[Items from a figure collection]
# # # # #
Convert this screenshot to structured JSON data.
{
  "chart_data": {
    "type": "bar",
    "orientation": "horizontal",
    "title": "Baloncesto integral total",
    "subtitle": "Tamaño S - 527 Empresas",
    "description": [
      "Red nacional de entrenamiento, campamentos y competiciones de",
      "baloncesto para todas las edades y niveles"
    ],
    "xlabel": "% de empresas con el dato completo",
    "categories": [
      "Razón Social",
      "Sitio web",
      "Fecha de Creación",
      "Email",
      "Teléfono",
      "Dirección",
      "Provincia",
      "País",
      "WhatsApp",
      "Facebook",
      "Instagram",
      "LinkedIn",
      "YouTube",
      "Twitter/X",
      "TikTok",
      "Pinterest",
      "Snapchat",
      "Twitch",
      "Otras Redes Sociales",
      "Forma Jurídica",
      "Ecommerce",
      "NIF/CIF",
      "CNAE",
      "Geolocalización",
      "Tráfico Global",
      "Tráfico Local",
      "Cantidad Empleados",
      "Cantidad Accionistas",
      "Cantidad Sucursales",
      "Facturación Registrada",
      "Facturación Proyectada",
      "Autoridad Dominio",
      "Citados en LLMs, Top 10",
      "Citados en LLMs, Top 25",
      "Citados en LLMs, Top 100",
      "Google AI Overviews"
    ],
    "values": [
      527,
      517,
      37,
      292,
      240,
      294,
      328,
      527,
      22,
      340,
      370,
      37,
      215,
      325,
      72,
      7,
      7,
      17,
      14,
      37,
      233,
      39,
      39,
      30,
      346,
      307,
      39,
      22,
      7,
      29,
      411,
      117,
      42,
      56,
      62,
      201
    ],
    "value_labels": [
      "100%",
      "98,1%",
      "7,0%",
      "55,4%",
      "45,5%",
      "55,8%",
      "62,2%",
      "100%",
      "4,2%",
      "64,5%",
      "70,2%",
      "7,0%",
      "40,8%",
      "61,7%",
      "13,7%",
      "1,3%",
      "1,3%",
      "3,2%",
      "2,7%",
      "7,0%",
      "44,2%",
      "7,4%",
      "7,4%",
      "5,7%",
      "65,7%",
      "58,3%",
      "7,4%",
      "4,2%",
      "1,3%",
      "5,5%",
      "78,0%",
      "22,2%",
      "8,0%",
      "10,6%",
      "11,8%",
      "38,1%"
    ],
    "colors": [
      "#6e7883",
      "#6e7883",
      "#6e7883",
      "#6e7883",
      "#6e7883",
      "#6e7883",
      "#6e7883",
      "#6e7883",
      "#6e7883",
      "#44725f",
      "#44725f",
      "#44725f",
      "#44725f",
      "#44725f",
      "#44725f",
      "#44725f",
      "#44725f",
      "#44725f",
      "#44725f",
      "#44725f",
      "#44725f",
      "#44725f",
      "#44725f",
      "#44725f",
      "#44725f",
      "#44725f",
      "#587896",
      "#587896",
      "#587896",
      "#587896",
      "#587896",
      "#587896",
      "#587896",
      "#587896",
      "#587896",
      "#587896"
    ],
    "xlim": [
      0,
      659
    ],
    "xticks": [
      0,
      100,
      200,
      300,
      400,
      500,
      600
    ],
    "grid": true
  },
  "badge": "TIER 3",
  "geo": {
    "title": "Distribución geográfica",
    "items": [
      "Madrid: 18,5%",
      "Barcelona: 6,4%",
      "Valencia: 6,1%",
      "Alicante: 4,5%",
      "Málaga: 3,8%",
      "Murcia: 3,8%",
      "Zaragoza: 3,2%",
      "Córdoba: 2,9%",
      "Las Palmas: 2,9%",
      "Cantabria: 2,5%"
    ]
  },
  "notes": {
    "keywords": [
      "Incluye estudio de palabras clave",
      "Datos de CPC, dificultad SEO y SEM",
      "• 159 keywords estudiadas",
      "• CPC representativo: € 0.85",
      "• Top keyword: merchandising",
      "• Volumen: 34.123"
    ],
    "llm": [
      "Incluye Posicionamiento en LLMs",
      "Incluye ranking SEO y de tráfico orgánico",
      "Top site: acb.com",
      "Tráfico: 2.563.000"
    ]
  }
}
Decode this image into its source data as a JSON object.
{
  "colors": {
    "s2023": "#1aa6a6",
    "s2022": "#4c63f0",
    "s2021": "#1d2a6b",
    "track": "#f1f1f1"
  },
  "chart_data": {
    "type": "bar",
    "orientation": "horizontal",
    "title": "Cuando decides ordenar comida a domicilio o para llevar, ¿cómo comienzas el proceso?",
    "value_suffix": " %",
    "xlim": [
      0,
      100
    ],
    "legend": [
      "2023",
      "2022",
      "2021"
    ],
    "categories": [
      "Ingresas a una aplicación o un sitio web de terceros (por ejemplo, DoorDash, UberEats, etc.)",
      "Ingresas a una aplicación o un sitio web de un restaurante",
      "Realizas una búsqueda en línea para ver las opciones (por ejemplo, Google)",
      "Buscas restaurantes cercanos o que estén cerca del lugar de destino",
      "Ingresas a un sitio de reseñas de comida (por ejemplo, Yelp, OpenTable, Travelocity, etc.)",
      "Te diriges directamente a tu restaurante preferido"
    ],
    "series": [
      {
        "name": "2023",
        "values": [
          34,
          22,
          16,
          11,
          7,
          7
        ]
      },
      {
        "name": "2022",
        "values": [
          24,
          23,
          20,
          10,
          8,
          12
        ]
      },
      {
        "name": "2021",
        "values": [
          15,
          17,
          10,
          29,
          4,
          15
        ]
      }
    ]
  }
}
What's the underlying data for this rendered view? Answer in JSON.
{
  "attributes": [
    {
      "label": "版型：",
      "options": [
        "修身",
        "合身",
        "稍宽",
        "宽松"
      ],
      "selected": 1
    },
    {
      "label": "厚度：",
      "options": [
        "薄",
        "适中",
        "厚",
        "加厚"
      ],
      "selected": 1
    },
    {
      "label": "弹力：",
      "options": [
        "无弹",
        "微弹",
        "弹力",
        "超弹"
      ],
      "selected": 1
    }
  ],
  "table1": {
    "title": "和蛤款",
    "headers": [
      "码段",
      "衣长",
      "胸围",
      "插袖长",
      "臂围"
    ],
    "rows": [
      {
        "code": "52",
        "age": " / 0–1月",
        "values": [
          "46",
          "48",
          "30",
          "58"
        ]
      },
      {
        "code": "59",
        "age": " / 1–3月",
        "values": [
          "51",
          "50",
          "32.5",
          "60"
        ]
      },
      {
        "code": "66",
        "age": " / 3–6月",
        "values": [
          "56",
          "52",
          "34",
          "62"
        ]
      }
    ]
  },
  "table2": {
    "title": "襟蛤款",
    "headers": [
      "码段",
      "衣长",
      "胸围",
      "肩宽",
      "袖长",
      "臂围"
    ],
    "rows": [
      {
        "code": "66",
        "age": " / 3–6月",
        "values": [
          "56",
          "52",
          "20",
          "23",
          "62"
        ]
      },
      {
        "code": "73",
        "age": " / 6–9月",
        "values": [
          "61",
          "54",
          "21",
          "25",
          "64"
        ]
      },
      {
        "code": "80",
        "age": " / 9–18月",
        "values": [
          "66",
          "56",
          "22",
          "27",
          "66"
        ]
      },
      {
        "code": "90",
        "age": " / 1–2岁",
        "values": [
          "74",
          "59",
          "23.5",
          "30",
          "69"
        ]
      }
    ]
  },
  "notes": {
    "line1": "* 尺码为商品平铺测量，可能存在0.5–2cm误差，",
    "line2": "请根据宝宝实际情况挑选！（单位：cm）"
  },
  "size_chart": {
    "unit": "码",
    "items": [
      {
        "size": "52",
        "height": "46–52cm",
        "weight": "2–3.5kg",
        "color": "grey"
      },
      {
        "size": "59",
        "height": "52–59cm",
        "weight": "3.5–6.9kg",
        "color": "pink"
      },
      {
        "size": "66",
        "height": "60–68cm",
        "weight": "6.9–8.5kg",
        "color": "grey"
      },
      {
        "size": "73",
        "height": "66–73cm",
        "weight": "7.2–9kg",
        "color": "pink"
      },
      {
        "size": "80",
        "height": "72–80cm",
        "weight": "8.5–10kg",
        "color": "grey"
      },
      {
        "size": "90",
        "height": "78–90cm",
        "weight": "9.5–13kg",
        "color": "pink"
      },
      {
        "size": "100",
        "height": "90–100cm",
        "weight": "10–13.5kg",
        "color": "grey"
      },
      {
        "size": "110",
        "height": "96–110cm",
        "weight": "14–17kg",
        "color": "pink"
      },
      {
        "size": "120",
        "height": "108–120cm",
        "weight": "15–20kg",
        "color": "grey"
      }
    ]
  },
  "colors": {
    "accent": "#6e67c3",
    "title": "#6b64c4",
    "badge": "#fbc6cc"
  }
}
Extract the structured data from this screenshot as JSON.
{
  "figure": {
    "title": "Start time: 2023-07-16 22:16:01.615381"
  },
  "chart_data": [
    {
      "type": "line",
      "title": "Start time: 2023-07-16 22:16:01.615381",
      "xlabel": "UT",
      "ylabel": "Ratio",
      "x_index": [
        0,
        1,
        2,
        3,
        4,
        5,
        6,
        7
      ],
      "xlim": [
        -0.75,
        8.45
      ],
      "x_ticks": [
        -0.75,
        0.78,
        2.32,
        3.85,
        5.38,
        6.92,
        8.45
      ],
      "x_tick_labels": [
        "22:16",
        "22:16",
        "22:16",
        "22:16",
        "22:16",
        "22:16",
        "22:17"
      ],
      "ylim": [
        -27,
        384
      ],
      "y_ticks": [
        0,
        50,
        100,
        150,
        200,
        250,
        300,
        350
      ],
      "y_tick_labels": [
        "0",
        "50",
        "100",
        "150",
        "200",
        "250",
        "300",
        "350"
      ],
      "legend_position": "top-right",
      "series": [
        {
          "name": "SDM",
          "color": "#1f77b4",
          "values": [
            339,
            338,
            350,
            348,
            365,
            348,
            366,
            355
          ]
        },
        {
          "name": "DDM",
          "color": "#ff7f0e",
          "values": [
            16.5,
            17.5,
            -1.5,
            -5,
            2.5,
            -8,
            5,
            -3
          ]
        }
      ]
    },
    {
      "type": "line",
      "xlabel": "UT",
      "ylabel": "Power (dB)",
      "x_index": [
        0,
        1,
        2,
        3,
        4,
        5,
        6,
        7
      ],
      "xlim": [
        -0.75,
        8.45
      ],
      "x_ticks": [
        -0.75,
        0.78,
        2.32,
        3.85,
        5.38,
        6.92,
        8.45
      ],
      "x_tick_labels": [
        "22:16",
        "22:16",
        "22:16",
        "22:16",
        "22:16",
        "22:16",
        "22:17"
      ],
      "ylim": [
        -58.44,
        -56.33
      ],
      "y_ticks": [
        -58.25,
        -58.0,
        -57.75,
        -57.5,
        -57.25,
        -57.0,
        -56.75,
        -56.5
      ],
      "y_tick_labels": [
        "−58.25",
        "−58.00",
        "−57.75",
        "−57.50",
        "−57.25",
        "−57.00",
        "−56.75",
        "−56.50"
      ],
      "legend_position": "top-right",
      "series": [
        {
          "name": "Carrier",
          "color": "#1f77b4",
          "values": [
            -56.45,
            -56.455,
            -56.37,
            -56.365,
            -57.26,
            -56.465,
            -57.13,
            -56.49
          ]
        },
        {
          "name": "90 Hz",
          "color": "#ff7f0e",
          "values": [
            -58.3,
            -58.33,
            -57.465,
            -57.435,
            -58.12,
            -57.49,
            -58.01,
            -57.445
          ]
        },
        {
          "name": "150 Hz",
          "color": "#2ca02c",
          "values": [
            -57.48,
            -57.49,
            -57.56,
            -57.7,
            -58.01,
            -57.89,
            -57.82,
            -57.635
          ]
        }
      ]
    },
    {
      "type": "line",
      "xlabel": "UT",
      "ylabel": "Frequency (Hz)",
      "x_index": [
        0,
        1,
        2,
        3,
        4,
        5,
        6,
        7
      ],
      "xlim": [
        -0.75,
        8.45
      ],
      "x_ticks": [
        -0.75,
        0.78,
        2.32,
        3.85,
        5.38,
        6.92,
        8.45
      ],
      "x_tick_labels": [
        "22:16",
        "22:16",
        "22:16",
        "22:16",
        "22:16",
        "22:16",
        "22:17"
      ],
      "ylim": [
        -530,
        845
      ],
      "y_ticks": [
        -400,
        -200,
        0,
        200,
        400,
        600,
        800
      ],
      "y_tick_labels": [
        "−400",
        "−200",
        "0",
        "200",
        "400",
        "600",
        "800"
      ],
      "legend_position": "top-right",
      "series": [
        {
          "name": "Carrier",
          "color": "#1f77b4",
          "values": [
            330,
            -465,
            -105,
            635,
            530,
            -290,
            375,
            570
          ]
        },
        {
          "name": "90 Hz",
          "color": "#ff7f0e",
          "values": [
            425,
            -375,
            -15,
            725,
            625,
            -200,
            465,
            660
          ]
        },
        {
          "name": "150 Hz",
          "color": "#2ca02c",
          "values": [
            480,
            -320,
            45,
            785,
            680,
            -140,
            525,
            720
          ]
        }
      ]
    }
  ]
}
# # # # #
§ **Task requirements**:
Search the data above for the word "JSON", then gather each line in which it appears.

§ **Solution to the problem**:
Convert this screenshot to structured JSON data.
Decode this image into its source data as a JSON object.
What's the underlying data for this rendered view? Answer in JSON.
Extract the structured data from this screenshot as JSON.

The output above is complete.